• **Exercise requirements**: For every line in the records that has the word "boot", make a copy.

-- Start Material shown --

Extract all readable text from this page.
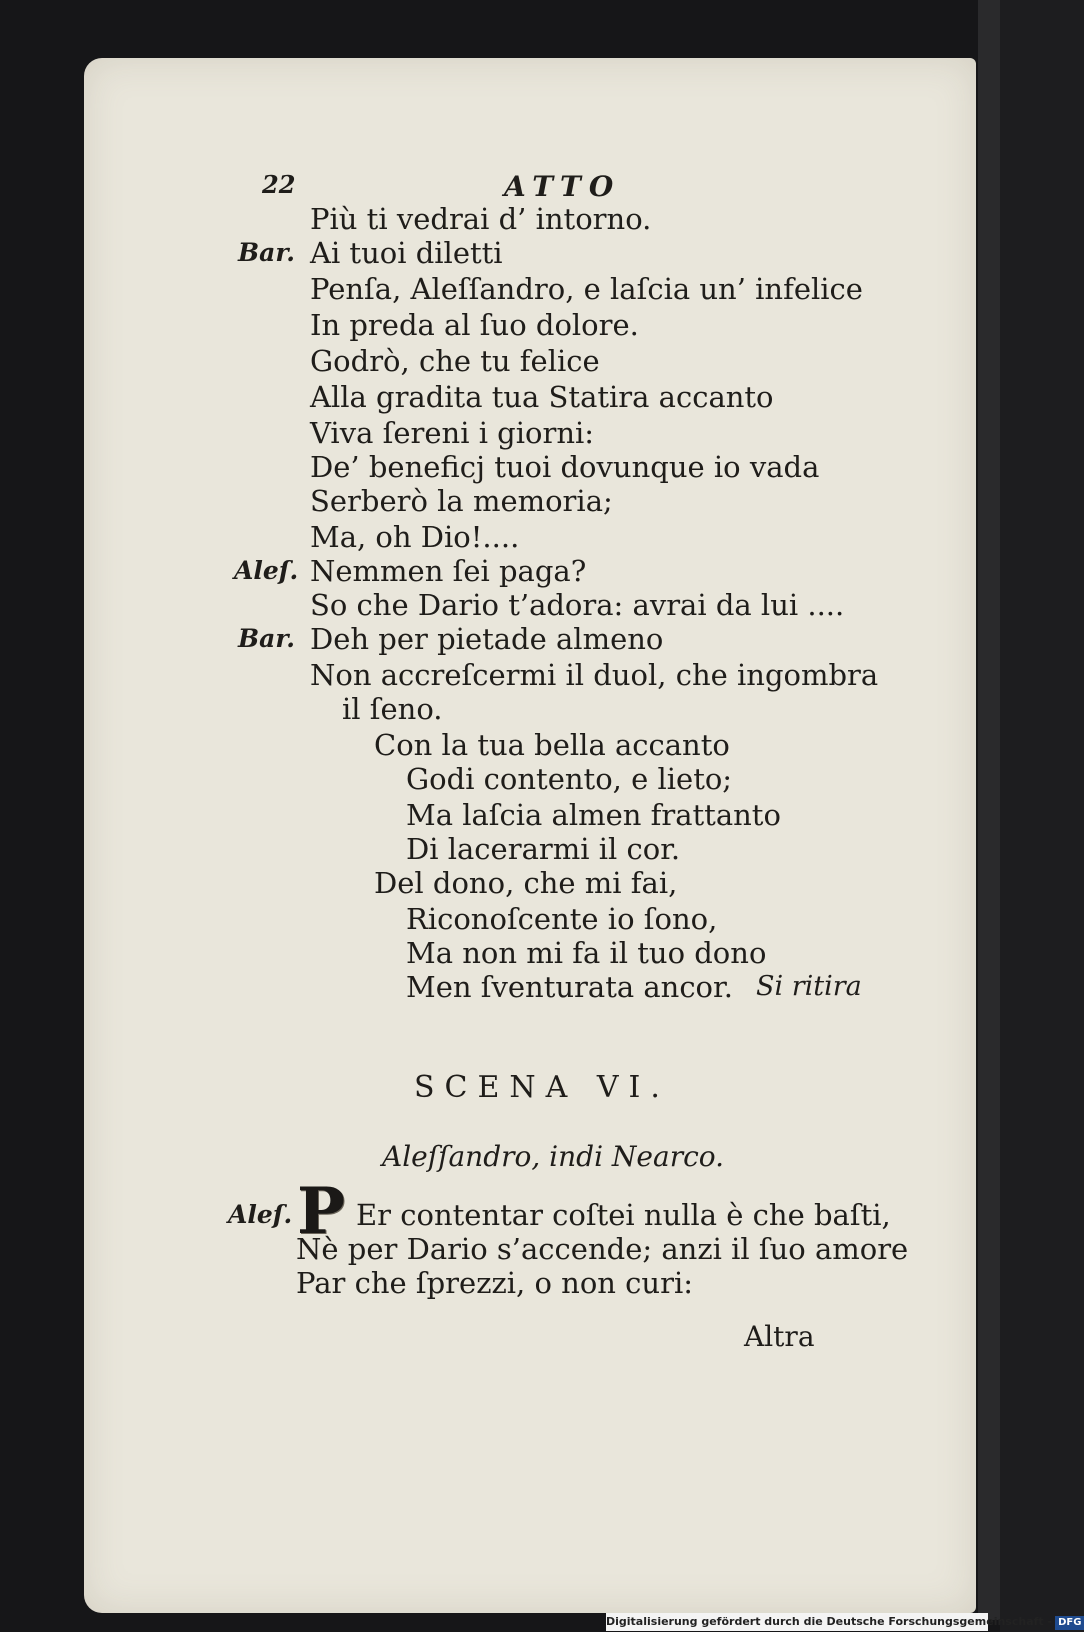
22	ATTO
Più ti vedrai d’ intorno.
Bar. Ai tuoi diletti
Penſa, Aleſſandro, e laſcia un’ infelice
In preda al ſuo dolore.
Godrò, che tu felice
Alla gradita tua Statira accanto
Viva ſereni i giorni:
De’ beneficj tuoi dovunque io vada
Serberò la memoria;
Ma, oh Dio!....
Aleſ. Nemmen ſei paga?
So che Dario t’adora: avrai da lui ....
Bar. Deh per pietade almeno
Non accreſcermi il duol, che ingombra
il ſeno.
Con la tua bella accanto
Godi contento, e lieto;
Ma laſcia almen frattanto
Di lacerarmi il cor.
Del dono, che mi fai,
Riconoſcente io ſono,
Ma non mi fa il tuo dono
Men ſventurata ancor. Si ritira
SCENA VI.
Aleſſandro, indi Nearco.
Aleſ. P Er contentar coſtei nulla è che baſti,
Nè per Dario s’accende; anzi il ſuo amore
Par che ſprezzi, o non curi:
Altra
Digitalisierung gefördert durch die Deutsche Forschungsgemeinschaft - DFG
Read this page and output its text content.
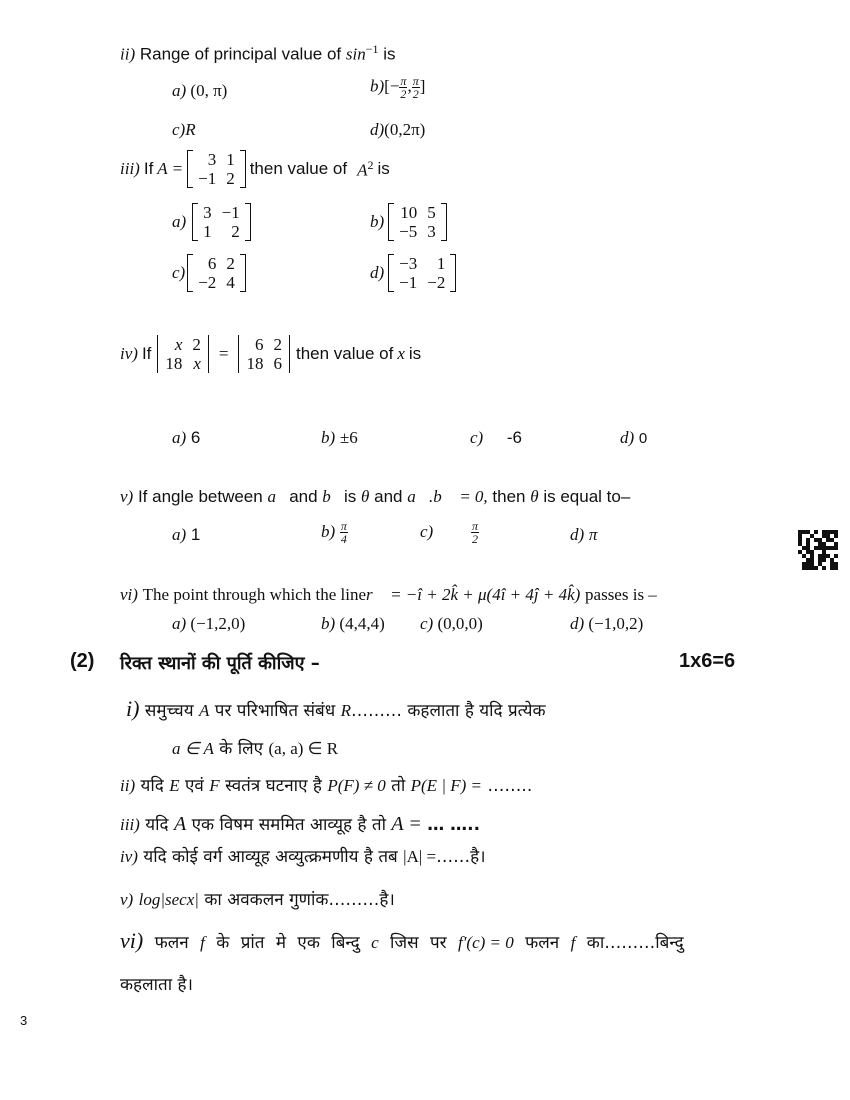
ii) Range of principal value of $\sin^{-1}$ is
a) (0, π)	$b)[- \frac{\pi}{2}$ , $\frac{\pi}{2}$ ]
c)R	d)(0,2π)
iii) If A = 3	1
−1	2
then value of $A^2$ is
a) 3	−1
1	2
b) 10	5
−5	3
c) 6	2
−2	4
d) −3	1
−1	−2
iv) If x	2
18	x
= 6	2
18	6
then value of x is
a) 6	b) ±6	c) -6	d) 0
v) If angle between a⃗and b⃗is θ and a⃗.b⃗ = 0, then θ is equal to–
a) 1	$b) \frac{\pi}{4}$	c)	$\frac{\pi}{2}$	d) π
vi) The point through which the liner⃗ = −î + 2k̂ + μ(4î + 4ĵ + 4k̂) passes is –
a) (−1,2,0)	b) (4,4,4) c) (0,0,0)	d) (−1,0,2)
(2) रिक्त स्थानों की पूर्ति कीजिए –	1x6=6
i) समुच्चय A पर परिभाषित संबंध R……… कहलाता है यदि प्रत्येक
a ∈ A के लिए (a, a) ∈ R
ii) यदि E एवं F स्वतंत्र घटनाए है P(F) ≠ 0 तो P(E | F) = ……..
iii) यदि A एक विषम सममित आव्यूह है तो A = … …..
iv) यदि कोई वर्ग आव्यूह अव्युत्क्रमणीय है तब |A| =……है।
v) log|secx| का अवकलन गुणांक………है।
vi) फलन f के प्रांत मे एक बिन्दु c जिस पर f′(c) = 0 फलन f का………बिन्दु
कहलाता है।
3
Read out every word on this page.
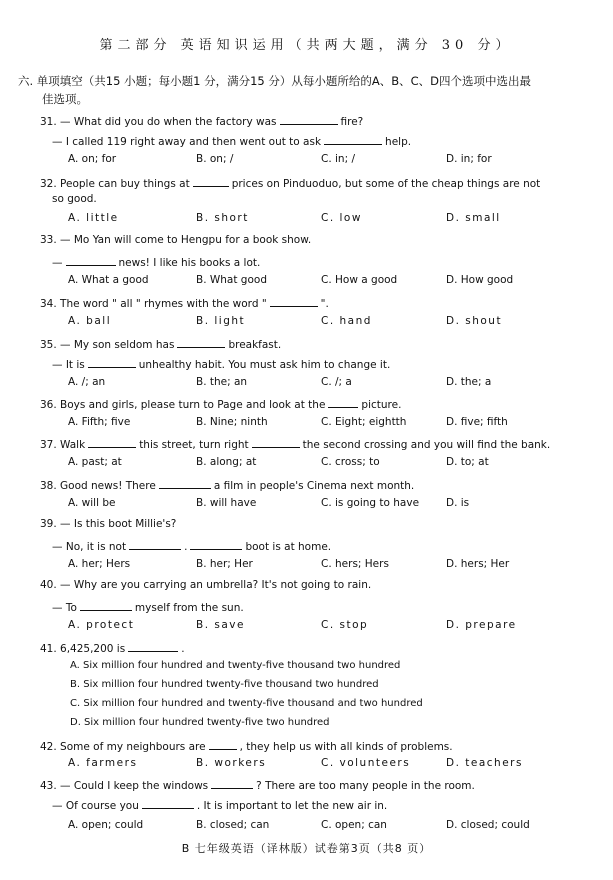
第二部分 英语知识运用（共两大题，满分 30 分）
六. 单项填空（共15 小题；每小题1 分，满分15 分）从每小题所给的A、B、C、D四个选项中选出最
佳选项。
31. — What did you do when the factory was	fire?
— I called 119 right away and then went out to ask	help.
A. on; for	B. on; /	C. in; /	D. in; for
32. People can buy things at	prices on Pinduoduo, but some of the cheap things are not
so good.
A. little	B. short	C. low	D. small
33. — Mo Yan will come to Hengpu for a book show.
—	news! I like his books a lot.
A. What a good	B. What good	C. How a good	D. How good
34. The word " all " rhymes with the word "	".
A. ball	B. light	C. hand	D. shout
35. — My son seldom has	breakfast.
— It is	unhealthy habit. You must ask him to change it.
A. /; an	B. the; an	C. /; a	D. the; a
36. Boys and girls, please turn to Page and look at the	picture.
A. Fifth; five	B. Nine; ninth	C. Eight; eightth	D. five; fifth
37. Walk	this street, turn right	the second crossing and you will find the bank.
A. past; at	B. along; at	C. cross; to	D. to; at
38. Good news! There	a film in people's Cinema next month.
A. will be	B. will have	C. is going to have	D. is
39. — Is this boot Millie's?
— No, it is not	.	boot is at home.
A. her; Hers	B. her; Her	C. hers; Hers	D. hers; Her
40. — Why are you carrying an umbrella? It's not going to rain.
— To	myself from the sun.
A. protect	B. save	C. stop	D. prepare
41. 6,425,200 is	.
A. Six million four hundred and twenty-five thousand two hundred
B. Six million four hundred twenty-five thousand two hundred
C. Six million four hundred and twenty-five thousand and two hundred
D. Six million four hundred twenty-five two hundred
42. Some of my neighbours are	, they help us with all kinds of problems.
A. farmers	B. workers	C. volunteers	D. teachers
43. — Could I keep the windows	? There are too many people in the room.
— Of course you	. It is important to let the new air in.
A. open; could	B. closed; can	C. open; can	D. closed; could
B 七年级英语（译林版）试卷第3页（共8 页）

-- End Material shown --

• **Result below**:
39. — Is this boot Millie's?
— No, it is not	.	boot is at home.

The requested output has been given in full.